■ What is asked:
Copy out each line of the data holding "maps".

## Begin Recorded data

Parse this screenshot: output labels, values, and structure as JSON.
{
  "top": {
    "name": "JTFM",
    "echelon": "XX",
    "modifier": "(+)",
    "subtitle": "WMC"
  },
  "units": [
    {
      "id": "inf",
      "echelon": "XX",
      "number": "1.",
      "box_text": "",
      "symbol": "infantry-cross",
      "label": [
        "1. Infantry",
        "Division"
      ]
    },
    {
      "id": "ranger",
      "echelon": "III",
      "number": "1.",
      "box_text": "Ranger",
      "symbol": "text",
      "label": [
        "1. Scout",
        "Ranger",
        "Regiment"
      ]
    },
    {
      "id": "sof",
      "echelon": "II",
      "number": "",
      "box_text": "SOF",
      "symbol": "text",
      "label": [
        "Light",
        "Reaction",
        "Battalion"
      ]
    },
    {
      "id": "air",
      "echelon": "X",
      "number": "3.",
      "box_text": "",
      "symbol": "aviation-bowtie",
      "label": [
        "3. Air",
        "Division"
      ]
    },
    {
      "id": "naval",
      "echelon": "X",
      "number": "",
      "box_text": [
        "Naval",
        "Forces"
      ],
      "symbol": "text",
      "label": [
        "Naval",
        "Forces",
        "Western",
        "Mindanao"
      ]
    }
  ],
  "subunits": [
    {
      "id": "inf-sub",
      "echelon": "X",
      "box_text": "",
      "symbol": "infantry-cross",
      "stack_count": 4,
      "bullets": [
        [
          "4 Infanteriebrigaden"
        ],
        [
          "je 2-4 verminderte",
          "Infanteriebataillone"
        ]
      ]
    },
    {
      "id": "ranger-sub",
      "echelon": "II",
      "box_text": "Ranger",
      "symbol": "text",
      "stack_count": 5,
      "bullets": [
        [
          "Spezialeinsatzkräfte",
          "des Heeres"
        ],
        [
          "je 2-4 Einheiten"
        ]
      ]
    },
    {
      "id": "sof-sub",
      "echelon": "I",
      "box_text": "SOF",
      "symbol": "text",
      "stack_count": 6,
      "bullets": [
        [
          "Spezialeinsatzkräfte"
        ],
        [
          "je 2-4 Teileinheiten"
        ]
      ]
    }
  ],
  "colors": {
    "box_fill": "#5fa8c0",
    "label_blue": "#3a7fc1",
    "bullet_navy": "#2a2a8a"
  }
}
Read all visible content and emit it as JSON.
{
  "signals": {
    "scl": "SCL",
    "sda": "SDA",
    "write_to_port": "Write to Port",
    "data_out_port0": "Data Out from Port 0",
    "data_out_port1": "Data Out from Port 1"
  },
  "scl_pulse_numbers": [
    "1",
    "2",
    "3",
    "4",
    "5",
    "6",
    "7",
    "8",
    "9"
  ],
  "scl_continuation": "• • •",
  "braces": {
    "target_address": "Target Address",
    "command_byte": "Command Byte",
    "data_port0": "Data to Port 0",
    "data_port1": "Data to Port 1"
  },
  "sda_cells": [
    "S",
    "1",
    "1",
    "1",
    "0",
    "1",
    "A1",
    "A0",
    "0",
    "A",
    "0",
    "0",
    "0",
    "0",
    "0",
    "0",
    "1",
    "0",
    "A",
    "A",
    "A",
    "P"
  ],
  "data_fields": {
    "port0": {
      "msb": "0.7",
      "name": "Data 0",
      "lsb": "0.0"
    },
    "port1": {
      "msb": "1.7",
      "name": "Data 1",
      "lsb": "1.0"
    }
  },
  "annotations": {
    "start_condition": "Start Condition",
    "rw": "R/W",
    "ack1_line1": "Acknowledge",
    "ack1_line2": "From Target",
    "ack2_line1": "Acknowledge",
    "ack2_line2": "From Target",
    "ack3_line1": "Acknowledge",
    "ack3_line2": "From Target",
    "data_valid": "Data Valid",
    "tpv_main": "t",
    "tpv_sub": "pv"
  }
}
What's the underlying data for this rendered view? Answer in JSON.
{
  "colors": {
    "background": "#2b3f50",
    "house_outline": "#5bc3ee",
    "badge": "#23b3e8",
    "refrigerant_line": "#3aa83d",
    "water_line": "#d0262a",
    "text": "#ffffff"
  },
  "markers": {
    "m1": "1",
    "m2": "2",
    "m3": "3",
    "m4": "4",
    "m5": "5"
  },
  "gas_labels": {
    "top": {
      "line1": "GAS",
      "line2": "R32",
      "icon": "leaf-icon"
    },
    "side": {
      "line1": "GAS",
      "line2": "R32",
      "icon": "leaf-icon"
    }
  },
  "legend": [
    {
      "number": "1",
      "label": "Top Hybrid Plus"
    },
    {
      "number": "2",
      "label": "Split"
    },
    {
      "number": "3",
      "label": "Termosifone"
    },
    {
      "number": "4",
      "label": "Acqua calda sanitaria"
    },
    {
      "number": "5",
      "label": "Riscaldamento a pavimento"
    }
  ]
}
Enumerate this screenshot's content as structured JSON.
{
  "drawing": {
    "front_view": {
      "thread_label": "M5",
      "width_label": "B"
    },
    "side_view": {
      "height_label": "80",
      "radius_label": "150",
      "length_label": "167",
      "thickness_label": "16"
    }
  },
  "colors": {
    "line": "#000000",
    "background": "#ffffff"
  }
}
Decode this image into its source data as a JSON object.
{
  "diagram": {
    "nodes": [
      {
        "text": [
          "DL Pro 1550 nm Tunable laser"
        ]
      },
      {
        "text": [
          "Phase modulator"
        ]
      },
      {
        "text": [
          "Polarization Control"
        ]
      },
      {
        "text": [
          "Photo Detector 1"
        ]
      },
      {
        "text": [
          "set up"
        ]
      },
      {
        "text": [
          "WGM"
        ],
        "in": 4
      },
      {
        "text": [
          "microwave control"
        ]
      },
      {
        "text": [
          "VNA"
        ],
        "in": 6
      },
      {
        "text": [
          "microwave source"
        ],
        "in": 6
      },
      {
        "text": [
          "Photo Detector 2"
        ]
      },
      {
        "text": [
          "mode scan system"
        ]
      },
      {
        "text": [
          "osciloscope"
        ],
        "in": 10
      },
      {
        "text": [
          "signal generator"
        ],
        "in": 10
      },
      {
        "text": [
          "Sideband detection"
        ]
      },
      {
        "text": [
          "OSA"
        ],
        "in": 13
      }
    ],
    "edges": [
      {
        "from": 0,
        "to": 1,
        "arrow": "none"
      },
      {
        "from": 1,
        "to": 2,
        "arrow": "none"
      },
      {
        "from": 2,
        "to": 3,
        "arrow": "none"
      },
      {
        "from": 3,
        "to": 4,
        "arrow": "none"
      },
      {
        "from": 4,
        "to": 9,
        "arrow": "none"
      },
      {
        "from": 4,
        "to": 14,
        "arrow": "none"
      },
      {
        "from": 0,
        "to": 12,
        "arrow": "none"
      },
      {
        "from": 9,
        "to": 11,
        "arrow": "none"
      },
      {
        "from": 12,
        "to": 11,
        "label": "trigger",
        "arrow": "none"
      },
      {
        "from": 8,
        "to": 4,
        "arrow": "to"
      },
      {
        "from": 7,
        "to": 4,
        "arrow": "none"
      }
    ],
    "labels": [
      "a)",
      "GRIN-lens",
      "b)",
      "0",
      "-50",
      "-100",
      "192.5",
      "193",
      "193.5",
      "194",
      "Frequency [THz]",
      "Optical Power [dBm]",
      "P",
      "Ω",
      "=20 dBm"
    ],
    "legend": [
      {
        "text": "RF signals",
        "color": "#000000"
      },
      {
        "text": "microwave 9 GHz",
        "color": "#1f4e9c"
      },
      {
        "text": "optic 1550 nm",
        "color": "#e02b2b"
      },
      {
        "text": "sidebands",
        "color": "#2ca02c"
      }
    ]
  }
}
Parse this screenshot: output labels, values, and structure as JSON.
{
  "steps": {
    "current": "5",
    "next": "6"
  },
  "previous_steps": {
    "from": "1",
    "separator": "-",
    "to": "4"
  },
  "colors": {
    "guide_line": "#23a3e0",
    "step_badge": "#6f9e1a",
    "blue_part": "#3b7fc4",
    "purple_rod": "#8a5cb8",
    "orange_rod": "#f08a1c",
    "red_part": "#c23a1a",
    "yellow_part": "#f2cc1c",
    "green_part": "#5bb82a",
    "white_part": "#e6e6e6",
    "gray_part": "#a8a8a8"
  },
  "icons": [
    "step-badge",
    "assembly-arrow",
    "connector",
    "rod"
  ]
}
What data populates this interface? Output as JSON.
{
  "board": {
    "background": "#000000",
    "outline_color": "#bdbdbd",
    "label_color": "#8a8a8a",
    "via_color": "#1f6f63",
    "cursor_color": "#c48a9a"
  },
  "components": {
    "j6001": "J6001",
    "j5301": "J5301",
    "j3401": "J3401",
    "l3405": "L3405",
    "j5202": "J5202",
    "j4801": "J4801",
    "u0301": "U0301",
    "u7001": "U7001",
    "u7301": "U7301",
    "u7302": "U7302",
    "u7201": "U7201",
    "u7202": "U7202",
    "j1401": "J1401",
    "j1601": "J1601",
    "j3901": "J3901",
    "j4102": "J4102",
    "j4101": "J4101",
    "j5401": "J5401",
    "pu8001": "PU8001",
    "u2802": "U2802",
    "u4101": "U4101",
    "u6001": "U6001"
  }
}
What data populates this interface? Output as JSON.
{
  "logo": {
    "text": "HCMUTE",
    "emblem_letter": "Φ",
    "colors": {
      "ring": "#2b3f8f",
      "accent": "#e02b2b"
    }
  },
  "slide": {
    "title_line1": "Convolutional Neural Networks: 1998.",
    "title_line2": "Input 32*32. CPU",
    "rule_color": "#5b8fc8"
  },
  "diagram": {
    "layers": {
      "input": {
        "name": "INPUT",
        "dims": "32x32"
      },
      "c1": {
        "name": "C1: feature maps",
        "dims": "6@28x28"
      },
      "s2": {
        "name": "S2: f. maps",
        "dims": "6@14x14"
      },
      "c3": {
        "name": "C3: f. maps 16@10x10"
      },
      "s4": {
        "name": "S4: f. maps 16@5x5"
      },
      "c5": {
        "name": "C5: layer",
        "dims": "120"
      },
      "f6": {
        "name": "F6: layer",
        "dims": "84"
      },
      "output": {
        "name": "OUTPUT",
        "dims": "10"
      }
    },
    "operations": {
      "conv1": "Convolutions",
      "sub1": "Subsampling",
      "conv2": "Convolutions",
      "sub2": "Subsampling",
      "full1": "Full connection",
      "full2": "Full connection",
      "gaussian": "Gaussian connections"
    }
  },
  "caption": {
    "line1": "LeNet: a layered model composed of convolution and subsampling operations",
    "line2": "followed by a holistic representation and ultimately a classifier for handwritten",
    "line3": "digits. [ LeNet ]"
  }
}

## End Recorded data

■ Reply:
        "name": "C1: feature maps",
        "name": "S2: f. maps",
        "name": "C3: f. maps 16@10x10"
        "name": "S4: f. maps 16@5x5"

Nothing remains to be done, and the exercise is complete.